## Task to complete
Pick out each line with the word "Voice" from the material that follows.

━━━━━ Extracted information

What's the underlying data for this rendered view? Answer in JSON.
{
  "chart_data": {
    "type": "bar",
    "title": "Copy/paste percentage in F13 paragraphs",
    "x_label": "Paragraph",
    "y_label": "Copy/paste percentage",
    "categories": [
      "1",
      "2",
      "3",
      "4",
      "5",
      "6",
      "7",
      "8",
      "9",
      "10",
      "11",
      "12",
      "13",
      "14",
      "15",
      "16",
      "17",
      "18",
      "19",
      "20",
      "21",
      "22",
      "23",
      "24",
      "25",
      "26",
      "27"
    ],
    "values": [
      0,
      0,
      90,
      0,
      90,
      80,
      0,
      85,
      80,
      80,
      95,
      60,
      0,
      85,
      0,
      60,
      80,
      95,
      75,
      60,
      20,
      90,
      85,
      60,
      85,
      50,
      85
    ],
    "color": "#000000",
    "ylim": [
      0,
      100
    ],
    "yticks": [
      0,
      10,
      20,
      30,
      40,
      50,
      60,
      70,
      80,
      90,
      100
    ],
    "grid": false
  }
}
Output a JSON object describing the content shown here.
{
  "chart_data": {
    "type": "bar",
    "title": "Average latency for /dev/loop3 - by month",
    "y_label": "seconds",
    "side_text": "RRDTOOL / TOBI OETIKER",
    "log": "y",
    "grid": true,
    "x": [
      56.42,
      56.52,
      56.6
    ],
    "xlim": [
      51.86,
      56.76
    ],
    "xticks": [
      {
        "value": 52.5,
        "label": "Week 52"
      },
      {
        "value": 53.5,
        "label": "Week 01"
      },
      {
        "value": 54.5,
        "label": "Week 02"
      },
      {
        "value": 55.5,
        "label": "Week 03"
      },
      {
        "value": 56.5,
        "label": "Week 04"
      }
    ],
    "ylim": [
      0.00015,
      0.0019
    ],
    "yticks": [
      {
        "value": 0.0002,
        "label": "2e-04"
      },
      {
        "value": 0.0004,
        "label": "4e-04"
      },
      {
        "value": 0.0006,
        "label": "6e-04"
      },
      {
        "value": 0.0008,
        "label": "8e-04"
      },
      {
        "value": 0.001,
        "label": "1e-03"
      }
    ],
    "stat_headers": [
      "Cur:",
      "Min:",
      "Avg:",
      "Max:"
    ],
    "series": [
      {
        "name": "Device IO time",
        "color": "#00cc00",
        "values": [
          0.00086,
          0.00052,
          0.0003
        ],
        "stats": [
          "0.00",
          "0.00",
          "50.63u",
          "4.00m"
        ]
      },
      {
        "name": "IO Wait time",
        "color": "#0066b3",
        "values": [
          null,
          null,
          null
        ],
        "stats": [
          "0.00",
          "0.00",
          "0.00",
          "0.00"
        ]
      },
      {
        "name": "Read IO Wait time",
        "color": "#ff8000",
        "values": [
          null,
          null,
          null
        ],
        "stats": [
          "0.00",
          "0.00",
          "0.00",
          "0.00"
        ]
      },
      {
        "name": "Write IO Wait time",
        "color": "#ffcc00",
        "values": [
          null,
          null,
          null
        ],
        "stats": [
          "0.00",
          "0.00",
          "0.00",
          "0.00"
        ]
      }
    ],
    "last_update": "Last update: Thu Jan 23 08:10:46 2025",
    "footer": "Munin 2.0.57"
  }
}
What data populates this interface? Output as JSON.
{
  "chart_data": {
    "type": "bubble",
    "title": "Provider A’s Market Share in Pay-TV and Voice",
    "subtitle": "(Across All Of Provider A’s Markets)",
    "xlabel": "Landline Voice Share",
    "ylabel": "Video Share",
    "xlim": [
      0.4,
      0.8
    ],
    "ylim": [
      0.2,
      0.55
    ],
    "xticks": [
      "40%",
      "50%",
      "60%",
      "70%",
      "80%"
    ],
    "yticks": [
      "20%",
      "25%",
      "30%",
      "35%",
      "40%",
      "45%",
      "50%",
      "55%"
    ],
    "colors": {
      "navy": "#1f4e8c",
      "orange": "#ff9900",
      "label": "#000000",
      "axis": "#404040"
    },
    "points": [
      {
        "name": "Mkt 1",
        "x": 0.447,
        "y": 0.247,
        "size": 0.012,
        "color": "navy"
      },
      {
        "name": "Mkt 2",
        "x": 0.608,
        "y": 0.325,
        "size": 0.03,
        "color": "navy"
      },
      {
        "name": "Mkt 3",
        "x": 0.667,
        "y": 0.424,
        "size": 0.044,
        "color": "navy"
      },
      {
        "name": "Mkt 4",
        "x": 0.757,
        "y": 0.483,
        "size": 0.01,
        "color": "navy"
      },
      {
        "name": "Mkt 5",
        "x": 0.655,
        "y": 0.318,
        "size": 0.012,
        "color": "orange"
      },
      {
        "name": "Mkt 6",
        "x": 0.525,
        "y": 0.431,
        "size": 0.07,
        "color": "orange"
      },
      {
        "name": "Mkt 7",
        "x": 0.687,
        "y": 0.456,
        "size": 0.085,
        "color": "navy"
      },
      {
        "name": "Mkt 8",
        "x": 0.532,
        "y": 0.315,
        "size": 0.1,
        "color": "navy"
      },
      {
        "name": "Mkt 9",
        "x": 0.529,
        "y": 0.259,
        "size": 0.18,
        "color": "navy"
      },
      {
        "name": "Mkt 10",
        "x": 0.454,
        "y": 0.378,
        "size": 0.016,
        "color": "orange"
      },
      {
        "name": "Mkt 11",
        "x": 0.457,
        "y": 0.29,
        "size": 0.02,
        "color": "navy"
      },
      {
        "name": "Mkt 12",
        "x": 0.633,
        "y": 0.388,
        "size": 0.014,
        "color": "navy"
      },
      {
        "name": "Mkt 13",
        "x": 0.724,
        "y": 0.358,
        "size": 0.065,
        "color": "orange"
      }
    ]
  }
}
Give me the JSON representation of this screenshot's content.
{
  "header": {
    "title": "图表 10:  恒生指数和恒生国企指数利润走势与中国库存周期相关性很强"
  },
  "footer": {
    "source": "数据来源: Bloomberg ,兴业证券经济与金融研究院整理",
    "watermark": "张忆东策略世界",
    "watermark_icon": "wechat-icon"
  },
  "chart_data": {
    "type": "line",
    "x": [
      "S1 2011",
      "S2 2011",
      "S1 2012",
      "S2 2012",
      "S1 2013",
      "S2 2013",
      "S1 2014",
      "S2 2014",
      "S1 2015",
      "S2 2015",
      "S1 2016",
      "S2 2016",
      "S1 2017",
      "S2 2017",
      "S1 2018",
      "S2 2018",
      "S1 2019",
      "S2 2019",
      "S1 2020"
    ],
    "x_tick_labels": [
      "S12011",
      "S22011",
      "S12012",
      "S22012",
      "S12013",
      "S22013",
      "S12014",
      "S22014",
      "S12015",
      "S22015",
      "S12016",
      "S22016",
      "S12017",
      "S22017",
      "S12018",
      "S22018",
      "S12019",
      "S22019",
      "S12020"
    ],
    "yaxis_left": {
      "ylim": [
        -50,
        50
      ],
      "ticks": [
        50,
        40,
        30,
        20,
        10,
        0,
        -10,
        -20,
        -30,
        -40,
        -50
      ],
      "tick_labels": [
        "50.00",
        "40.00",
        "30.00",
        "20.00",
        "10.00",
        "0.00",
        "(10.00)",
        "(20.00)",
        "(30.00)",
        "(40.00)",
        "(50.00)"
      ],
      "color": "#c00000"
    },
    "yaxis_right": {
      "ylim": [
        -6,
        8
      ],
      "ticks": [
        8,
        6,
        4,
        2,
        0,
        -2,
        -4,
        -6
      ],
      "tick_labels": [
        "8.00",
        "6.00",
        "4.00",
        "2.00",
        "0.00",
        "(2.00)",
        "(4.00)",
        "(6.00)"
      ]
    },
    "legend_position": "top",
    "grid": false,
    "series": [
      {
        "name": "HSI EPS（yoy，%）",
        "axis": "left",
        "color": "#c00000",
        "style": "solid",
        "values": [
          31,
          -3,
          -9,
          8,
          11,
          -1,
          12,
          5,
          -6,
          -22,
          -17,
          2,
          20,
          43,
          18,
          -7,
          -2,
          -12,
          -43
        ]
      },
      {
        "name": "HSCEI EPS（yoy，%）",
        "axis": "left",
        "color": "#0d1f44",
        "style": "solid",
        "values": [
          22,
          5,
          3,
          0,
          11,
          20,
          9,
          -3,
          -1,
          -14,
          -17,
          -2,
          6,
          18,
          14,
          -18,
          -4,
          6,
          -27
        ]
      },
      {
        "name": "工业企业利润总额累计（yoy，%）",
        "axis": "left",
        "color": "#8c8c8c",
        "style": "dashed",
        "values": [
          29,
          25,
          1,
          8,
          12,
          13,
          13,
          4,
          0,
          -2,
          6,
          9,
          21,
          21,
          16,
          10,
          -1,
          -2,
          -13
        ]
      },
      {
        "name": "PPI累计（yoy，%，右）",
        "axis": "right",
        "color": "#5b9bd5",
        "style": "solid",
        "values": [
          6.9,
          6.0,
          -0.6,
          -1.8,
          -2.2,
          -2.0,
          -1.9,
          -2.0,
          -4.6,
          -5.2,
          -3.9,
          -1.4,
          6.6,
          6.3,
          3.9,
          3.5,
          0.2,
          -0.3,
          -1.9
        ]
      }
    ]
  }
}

━━━━━━━━━━

## Expected output
    "title": "Provider A’s Market Share in Pay-TV and Voice",
    "xlabel": "Landline Voice Share",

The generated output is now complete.